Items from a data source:
***
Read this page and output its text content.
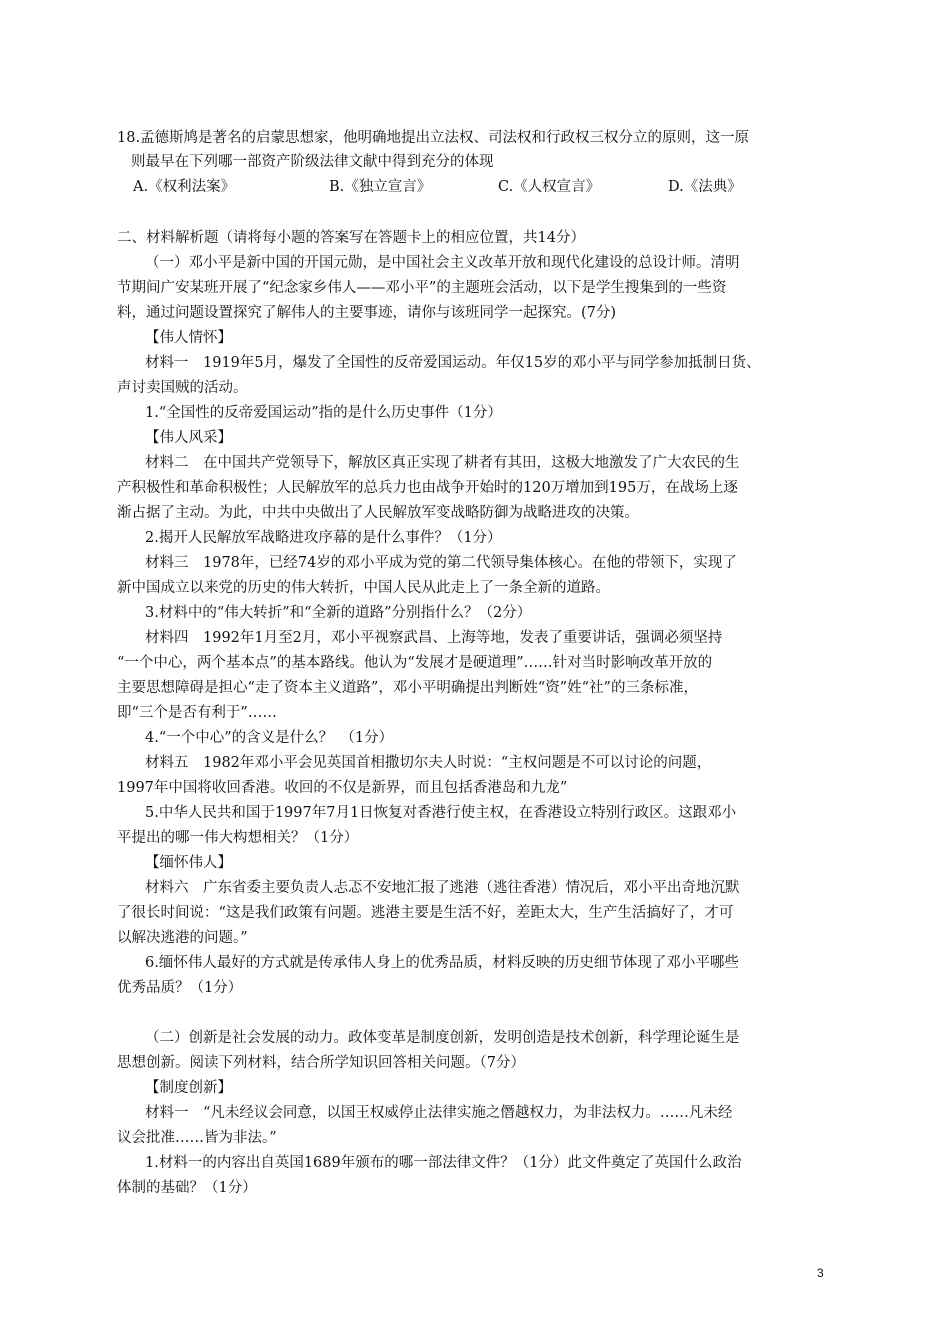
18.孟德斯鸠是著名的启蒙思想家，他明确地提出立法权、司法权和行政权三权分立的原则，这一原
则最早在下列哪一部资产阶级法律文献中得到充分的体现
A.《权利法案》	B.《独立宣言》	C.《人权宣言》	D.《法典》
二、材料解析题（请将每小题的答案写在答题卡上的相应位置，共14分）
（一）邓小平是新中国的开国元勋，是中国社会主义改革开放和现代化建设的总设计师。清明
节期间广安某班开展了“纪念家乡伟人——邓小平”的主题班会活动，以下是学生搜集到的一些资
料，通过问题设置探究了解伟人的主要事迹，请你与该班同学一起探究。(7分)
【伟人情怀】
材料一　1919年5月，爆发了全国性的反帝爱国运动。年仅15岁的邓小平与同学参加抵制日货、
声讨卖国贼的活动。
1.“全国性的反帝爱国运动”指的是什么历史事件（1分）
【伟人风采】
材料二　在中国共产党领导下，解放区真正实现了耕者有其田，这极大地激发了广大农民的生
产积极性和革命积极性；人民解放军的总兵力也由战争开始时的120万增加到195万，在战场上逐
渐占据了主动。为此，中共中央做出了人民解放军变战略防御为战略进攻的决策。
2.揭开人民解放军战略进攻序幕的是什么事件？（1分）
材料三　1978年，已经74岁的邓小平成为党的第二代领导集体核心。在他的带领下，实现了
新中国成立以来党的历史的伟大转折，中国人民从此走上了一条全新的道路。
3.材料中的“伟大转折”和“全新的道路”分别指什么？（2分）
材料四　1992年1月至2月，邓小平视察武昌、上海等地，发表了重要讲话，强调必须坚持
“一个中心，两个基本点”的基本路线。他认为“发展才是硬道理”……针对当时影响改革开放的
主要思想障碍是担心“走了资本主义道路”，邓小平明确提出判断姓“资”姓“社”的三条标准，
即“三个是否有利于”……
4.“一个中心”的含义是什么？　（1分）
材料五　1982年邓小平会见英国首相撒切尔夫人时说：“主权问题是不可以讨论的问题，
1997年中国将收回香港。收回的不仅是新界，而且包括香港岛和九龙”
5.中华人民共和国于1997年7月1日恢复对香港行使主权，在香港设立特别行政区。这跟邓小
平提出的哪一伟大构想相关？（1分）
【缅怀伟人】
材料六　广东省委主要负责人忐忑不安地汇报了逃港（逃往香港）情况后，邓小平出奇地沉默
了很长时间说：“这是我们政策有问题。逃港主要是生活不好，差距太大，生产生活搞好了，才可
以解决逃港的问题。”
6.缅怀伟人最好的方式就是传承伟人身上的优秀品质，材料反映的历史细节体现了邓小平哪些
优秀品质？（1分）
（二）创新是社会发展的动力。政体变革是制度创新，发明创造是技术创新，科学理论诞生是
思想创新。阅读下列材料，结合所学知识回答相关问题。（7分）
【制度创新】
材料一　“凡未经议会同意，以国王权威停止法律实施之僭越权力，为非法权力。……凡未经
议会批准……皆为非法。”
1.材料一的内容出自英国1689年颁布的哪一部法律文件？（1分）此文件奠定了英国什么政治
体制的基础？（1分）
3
***
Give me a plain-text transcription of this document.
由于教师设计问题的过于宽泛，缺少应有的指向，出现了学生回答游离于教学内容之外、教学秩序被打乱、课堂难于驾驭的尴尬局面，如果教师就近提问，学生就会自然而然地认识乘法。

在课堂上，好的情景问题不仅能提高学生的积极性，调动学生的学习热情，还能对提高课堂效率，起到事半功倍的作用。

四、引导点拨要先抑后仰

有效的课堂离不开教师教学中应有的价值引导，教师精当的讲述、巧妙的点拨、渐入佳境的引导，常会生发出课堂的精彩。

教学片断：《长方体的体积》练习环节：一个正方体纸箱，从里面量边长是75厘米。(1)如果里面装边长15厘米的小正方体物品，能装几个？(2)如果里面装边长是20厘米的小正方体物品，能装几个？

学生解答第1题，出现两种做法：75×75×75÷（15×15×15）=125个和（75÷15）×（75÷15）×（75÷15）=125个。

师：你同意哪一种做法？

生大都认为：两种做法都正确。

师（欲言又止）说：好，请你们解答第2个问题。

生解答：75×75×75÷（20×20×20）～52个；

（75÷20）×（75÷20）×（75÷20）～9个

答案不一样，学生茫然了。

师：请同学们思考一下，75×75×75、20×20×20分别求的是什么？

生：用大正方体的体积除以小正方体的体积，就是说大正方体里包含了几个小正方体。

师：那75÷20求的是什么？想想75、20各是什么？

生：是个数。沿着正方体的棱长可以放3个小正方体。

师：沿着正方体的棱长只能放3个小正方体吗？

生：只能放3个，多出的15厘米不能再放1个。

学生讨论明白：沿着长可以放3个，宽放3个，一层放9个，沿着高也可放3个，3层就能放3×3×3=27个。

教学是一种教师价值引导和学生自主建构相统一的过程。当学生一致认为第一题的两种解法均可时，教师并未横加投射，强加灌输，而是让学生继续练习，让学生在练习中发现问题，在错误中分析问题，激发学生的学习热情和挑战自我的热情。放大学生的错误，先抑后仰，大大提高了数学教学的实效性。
***
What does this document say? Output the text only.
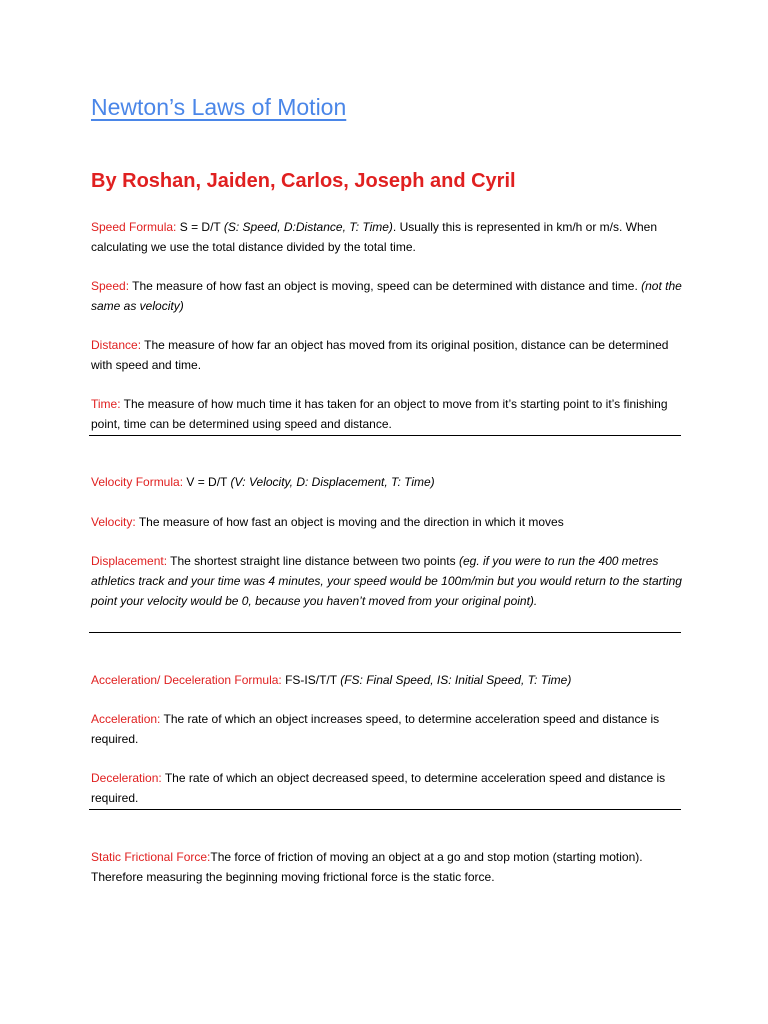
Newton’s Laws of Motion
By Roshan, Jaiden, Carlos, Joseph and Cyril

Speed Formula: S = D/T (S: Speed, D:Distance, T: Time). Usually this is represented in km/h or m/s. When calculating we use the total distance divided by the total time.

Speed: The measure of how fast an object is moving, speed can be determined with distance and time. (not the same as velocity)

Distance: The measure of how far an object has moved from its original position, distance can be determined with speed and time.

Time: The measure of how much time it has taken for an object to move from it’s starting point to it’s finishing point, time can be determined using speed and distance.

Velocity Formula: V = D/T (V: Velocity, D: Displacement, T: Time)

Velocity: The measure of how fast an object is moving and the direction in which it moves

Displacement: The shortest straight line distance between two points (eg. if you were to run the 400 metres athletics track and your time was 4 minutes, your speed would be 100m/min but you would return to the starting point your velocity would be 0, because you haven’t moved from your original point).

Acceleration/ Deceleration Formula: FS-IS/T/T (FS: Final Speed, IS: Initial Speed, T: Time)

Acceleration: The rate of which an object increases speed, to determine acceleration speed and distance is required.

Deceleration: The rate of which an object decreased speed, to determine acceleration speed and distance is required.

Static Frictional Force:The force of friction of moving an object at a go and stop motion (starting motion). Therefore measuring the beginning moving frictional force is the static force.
***
▸ Exercise instructions
Where a line holds "fast", copy that line.

▸ Complete response
Speed: The measure of how fast an object is moving, speed can be determined with distance and time. (not the same as velocity)
Velocity: The measure of how fast an object is moving and the direction in which it moves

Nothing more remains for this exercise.